#### Data extract
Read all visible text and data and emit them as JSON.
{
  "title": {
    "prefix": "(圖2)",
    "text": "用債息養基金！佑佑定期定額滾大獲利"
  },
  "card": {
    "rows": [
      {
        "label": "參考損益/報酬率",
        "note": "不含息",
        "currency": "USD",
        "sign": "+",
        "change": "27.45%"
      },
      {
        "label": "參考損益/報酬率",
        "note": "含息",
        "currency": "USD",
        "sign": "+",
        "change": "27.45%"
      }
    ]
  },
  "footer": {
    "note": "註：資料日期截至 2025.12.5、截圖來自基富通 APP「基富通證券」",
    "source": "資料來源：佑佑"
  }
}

* * *

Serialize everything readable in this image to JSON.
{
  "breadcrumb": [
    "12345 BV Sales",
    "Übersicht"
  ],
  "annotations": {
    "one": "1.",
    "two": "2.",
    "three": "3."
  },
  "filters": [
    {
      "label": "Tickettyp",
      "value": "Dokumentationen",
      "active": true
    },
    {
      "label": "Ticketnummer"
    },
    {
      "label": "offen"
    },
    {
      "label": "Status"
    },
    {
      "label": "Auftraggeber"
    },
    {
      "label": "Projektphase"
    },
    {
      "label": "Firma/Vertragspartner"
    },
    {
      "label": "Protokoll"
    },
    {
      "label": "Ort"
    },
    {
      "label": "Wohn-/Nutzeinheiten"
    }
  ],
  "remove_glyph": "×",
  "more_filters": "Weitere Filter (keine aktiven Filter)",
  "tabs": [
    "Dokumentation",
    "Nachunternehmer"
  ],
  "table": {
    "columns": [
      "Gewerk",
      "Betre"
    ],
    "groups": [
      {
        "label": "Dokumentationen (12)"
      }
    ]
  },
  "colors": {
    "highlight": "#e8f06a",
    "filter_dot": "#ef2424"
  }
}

#### Task directions
Pull out every line of the records that includes the string "JSON".

#### Result of the task
Read all visible text and data and emit them as JSON.
Serialize everything readable in this image to JSON.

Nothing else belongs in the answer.